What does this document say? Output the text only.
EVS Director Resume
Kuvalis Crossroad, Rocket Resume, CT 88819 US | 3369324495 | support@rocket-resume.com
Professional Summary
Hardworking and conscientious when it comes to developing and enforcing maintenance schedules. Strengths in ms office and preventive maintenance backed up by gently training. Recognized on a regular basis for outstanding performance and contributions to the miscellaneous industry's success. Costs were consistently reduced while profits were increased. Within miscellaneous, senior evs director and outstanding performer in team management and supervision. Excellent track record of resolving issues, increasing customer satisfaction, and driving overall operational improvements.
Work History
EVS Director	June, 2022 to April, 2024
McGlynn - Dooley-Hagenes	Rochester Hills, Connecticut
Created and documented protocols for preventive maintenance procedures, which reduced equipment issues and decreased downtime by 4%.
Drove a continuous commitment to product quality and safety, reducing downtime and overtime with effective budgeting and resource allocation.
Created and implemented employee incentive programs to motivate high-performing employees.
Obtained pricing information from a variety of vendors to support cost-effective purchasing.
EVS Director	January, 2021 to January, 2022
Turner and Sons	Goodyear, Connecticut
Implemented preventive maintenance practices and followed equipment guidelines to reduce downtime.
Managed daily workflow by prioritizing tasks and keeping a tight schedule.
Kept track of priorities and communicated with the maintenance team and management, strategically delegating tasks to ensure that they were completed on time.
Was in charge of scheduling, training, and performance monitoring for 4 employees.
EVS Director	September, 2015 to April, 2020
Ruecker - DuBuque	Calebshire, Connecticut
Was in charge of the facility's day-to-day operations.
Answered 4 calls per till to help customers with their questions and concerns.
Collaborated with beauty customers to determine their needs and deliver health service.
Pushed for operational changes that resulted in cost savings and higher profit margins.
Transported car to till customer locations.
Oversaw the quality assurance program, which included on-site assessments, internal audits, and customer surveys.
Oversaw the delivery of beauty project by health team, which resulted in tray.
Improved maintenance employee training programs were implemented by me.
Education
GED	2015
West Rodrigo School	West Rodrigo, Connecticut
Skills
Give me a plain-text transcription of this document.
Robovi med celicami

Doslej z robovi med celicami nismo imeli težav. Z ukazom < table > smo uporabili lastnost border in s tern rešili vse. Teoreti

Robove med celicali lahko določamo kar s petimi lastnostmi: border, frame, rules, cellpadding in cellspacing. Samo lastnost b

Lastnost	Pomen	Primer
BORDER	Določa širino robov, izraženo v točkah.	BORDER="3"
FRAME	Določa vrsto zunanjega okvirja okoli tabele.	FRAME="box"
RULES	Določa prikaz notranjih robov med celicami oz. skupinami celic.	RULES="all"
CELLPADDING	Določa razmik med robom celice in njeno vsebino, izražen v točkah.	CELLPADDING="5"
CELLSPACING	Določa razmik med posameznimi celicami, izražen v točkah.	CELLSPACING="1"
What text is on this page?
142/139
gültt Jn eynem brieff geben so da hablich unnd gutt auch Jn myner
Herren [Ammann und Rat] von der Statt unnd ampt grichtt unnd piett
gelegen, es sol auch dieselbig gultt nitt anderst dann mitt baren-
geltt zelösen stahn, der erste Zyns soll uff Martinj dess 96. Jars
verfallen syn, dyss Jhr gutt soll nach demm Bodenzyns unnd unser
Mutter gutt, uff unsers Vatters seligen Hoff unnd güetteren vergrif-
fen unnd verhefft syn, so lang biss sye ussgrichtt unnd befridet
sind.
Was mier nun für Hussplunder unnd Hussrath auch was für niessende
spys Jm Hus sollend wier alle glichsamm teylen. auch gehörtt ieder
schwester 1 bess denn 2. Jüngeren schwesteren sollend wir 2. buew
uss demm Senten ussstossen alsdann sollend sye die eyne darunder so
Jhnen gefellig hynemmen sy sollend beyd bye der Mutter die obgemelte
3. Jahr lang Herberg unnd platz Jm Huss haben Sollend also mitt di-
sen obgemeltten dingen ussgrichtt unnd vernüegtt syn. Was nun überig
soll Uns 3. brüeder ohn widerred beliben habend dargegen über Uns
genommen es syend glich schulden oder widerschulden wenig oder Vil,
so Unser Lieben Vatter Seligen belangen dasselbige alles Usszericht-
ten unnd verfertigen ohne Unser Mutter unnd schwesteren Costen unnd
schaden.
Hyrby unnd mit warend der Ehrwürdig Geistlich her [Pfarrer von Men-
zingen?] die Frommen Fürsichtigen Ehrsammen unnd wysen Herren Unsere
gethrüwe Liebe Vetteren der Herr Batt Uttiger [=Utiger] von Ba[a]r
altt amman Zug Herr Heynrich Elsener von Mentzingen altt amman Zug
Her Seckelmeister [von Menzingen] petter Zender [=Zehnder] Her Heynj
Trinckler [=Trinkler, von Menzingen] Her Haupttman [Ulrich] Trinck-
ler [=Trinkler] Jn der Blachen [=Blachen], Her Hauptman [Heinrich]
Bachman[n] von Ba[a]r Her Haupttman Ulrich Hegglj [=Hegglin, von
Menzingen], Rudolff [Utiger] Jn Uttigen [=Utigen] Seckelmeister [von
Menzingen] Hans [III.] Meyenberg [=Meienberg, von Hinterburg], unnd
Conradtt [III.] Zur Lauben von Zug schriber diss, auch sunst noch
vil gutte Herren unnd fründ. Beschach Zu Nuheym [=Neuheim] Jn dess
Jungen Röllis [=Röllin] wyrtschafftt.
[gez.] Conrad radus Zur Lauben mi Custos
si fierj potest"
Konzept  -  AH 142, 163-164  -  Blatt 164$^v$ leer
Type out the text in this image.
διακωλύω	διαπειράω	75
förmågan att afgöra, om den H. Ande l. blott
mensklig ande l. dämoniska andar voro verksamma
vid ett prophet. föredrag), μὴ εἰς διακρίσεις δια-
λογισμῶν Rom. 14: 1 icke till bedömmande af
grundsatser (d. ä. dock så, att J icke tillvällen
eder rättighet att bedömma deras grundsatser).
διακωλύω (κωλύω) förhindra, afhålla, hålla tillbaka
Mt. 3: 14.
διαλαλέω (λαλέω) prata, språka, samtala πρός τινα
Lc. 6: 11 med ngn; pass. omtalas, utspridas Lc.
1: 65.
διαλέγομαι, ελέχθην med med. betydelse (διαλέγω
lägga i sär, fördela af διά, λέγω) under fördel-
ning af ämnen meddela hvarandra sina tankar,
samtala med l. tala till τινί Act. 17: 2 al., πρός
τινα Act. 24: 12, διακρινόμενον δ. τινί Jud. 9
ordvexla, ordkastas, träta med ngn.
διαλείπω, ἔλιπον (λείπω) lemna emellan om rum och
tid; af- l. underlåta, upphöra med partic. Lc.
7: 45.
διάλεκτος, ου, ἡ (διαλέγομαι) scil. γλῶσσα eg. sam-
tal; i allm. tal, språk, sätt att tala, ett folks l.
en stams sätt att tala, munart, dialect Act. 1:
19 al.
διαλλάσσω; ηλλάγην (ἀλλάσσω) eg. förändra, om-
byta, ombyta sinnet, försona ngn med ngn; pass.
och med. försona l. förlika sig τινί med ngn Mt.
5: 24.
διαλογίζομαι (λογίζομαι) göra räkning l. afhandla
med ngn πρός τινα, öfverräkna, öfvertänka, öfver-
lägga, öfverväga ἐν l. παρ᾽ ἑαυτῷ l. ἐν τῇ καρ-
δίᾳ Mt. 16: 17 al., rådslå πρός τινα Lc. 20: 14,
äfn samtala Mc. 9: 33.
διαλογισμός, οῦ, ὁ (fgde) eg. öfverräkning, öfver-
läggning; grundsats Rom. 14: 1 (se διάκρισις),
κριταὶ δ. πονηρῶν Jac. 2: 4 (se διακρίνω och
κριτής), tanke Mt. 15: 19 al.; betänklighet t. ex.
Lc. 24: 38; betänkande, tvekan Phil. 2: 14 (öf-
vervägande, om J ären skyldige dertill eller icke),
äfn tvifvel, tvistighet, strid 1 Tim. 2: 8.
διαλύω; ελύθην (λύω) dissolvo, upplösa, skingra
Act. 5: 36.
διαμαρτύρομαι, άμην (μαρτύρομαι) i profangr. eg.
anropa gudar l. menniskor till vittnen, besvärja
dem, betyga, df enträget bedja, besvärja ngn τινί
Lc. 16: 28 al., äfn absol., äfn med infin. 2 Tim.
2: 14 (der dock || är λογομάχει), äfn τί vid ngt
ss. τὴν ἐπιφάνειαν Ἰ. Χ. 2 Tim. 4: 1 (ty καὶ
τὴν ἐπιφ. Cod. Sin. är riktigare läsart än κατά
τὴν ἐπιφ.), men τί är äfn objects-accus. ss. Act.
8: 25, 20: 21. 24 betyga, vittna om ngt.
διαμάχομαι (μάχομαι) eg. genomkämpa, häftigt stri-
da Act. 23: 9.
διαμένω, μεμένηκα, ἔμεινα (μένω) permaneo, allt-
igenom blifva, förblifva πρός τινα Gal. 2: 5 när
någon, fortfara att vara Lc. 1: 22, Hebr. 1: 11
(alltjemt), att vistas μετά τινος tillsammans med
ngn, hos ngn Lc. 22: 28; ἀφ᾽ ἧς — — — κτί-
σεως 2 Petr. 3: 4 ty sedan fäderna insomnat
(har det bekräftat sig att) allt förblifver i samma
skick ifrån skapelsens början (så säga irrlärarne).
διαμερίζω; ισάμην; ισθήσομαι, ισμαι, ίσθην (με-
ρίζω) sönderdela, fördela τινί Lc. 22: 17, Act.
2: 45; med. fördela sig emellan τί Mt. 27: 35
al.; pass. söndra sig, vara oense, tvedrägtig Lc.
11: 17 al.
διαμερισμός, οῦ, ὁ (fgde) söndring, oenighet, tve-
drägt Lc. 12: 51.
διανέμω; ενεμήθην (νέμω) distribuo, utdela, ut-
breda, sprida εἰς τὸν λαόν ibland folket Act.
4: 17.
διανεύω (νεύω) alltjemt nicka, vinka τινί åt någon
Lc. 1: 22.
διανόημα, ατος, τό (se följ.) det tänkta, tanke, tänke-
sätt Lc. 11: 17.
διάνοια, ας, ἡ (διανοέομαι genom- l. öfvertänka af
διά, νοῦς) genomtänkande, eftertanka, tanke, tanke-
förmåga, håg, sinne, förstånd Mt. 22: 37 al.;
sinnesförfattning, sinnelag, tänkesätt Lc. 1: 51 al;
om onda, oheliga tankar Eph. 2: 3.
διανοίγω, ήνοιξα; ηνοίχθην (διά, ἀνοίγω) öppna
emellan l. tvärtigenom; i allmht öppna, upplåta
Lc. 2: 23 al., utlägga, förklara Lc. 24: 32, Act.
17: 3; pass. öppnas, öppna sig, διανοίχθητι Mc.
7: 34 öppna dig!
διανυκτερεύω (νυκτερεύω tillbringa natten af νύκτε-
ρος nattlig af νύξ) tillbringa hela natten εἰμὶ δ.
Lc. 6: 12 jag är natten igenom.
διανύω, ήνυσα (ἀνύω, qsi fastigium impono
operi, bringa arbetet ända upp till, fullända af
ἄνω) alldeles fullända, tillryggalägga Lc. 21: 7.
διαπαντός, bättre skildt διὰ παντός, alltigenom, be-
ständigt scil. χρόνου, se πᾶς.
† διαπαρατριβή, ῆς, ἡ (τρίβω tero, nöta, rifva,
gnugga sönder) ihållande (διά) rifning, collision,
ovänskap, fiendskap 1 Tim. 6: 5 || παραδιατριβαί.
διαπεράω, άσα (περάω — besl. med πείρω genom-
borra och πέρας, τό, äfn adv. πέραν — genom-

_ _ _ _ _ _ _

List the lines of the material in which the word "auch" occurs.

gültt Jn eynem brieff geben so da hablich unnd gutt auch Jn myner
gelegen, es sol auch dieselbig gultt nitt anderst dann mitt baren-
Was mier nun für Hussplunder unnd Hussrath auch was für niessende
spys Jm Hus sollend wier alle glichsamm teylen. auch gehörtt ieder
Conradtt [III.] Zur Lauben von Zug schriber diss, auch sunst noch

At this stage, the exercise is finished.